Stated goal: Note each line that includes the word "Desigualdad". Copy those lines.

------------------------------------------------------------

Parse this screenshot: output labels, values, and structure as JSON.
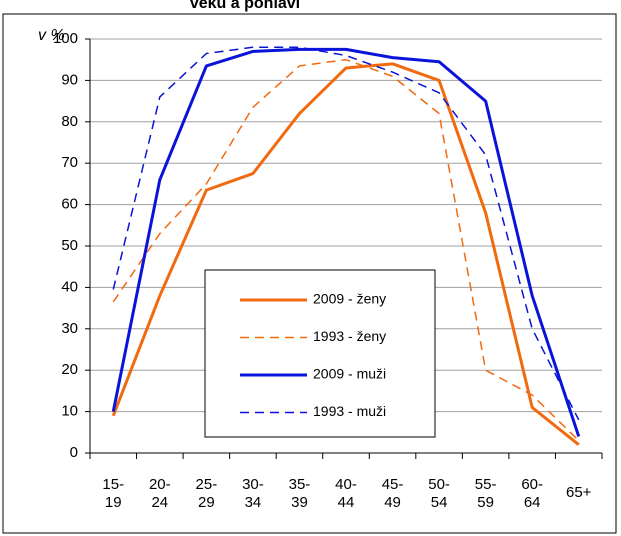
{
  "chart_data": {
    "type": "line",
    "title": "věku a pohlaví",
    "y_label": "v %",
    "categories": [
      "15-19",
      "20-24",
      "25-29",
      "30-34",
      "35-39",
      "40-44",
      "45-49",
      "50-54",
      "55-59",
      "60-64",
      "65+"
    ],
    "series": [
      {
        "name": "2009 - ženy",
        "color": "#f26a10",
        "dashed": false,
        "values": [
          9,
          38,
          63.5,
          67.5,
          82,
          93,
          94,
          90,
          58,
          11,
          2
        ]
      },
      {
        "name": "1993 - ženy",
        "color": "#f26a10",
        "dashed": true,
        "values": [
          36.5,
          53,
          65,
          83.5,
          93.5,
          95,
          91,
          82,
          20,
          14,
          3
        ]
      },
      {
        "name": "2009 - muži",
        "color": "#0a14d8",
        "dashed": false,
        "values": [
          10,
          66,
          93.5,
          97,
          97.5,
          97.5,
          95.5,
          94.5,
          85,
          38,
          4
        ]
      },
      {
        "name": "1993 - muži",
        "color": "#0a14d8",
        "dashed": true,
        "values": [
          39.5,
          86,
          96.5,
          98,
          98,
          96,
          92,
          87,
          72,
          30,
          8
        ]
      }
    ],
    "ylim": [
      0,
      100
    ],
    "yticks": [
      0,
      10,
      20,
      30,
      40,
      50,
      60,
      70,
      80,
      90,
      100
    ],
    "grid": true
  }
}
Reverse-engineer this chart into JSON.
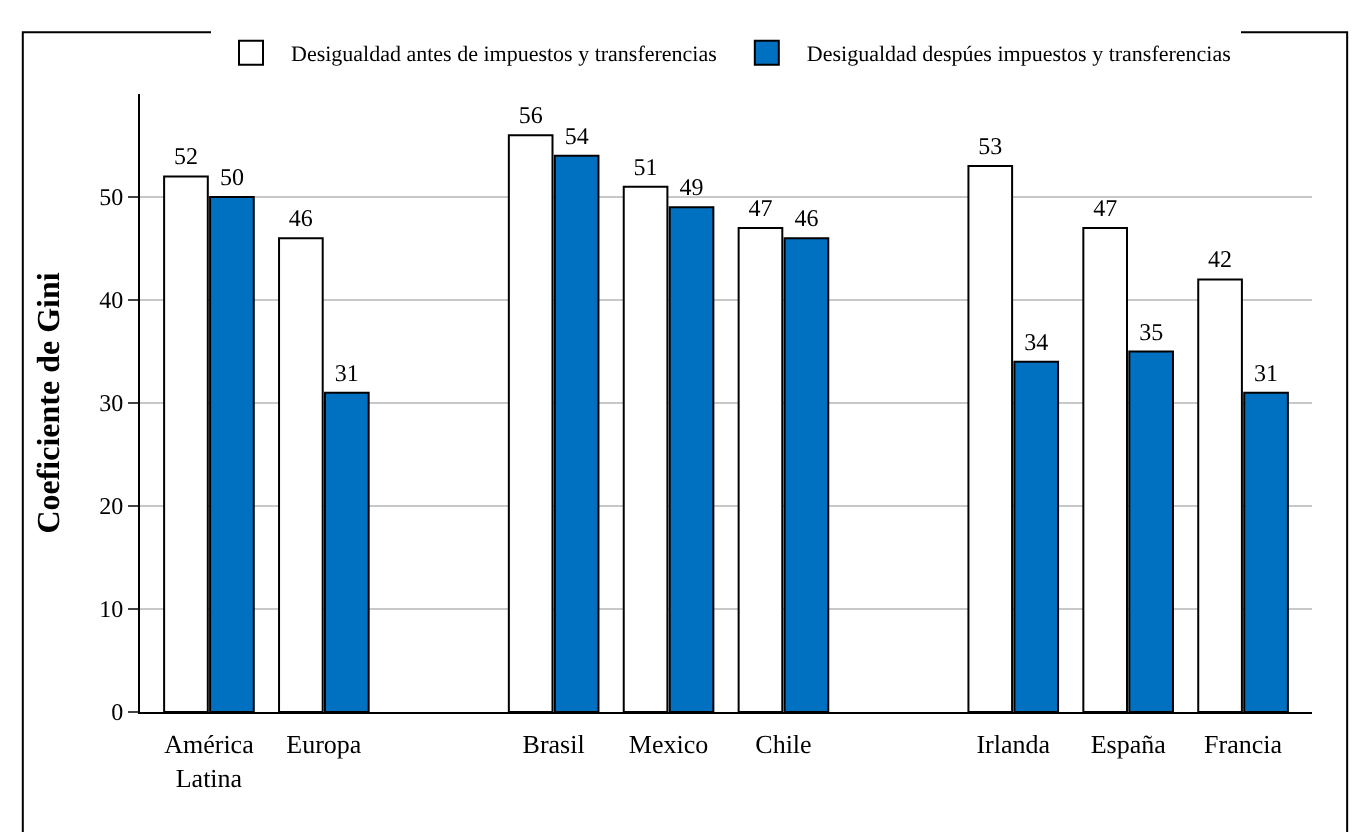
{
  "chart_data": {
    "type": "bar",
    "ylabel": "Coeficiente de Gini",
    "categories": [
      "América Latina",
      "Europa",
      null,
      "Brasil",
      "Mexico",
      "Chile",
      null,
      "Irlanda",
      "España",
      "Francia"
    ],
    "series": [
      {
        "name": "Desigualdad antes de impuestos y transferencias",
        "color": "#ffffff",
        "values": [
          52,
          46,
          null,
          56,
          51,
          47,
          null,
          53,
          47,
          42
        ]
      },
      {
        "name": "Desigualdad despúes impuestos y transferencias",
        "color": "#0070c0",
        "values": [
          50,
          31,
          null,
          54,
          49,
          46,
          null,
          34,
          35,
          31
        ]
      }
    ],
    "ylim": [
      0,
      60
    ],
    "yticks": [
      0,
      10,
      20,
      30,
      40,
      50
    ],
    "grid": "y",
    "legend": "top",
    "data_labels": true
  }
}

------------------------------------------------------------

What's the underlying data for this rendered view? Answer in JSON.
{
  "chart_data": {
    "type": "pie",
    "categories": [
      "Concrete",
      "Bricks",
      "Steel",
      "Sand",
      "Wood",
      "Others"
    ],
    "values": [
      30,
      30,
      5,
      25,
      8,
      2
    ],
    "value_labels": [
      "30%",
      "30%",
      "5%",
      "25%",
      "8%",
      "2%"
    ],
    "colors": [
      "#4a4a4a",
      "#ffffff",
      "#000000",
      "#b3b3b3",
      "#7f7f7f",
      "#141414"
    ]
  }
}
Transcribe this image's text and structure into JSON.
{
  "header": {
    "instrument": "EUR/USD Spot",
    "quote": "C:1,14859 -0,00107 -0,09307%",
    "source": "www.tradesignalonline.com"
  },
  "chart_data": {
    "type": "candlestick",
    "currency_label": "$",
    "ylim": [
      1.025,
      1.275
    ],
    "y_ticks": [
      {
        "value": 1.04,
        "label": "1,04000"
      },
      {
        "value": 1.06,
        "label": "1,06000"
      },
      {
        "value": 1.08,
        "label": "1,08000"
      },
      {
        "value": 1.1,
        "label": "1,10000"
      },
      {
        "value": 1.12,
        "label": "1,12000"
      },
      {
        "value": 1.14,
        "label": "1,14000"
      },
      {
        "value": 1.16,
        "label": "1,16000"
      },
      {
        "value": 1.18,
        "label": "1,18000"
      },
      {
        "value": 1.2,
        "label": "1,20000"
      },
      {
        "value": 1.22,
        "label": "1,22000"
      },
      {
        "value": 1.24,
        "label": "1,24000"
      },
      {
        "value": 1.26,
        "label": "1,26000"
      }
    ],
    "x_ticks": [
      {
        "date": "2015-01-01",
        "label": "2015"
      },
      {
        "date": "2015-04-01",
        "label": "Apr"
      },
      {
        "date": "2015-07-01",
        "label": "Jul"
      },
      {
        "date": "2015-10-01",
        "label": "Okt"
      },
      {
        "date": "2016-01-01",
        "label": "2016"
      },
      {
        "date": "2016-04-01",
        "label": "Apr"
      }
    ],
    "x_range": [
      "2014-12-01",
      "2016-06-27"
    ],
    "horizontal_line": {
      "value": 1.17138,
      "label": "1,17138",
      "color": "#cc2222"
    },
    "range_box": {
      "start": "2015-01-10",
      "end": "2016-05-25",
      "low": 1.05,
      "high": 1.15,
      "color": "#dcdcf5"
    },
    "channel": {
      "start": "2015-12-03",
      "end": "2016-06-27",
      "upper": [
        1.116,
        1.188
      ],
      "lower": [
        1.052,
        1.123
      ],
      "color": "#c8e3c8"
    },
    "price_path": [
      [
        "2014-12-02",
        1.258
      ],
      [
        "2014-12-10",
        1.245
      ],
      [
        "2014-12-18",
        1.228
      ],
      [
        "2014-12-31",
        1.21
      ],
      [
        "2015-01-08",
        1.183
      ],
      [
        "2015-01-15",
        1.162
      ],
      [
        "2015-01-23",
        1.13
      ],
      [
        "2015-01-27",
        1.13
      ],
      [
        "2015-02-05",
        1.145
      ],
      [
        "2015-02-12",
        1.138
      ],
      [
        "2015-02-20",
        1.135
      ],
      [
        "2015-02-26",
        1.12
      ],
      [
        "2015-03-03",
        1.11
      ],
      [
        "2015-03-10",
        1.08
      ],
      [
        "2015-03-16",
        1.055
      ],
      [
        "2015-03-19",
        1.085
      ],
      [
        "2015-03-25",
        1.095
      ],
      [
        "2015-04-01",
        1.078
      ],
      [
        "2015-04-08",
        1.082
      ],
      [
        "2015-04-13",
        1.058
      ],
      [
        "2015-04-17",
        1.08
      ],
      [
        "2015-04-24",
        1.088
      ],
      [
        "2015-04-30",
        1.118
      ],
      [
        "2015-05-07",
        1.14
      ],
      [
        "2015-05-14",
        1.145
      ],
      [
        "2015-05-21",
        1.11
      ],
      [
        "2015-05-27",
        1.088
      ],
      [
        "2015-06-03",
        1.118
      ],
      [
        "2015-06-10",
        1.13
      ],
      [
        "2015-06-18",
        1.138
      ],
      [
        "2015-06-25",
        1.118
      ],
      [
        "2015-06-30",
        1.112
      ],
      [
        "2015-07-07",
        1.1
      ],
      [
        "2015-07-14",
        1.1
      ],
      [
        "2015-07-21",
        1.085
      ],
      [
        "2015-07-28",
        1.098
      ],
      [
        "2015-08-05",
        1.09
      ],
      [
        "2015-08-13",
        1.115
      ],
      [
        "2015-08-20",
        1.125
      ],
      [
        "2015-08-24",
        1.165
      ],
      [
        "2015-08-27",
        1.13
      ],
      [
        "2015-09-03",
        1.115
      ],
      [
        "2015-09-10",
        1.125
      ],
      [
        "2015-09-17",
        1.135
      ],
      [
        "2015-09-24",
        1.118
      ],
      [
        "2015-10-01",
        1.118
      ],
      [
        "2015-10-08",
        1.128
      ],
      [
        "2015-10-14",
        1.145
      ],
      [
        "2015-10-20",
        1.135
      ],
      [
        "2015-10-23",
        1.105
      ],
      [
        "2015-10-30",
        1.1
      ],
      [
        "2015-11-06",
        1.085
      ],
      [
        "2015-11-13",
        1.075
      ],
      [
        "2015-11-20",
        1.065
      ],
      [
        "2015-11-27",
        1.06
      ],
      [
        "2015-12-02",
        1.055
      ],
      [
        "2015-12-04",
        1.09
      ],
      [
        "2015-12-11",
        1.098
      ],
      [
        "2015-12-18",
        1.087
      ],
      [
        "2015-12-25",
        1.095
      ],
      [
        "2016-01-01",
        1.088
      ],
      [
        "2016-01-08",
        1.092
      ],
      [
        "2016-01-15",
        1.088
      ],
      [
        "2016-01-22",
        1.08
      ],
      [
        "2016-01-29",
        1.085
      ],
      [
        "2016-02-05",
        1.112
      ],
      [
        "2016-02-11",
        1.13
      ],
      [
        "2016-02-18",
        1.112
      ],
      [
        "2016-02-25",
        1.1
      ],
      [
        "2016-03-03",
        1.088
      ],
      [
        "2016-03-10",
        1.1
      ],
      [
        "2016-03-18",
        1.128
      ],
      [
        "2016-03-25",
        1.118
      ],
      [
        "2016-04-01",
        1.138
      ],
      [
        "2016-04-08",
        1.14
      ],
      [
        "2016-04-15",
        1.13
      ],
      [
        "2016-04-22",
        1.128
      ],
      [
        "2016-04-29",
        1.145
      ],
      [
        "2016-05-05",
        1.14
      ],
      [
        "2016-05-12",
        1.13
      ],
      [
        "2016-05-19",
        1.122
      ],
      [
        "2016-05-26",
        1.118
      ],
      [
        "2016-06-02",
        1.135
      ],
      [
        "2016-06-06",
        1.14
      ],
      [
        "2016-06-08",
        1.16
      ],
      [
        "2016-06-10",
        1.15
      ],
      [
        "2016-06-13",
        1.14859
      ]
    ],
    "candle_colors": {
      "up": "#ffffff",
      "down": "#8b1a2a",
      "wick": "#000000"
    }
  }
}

------------------------------------------------------------

The result:
        "name": "Desigualdad antes de impuestos y transferencias",
        "name": "Desigualdad despúes impuestos y transferencias",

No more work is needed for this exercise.